*Task material*.
»»

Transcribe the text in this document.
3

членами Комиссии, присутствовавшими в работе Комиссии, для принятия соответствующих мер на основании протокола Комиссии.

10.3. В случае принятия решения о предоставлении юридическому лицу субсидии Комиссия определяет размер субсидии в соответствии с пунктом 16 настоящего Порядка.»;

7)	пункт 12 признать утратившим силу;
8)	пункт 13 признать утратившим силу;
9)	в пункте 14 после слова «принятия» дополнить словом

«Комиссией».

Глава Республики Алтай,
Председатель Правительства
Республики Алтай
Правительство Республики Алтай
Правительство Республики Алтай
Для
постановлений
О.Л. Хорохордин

««

*What you are asked to do*.
Return all lines containing "Алтай".

*In response*.
Глава Республики Алтай,
Республики Алтай
Правительство Республики Алтай
Правительство Республики Алтай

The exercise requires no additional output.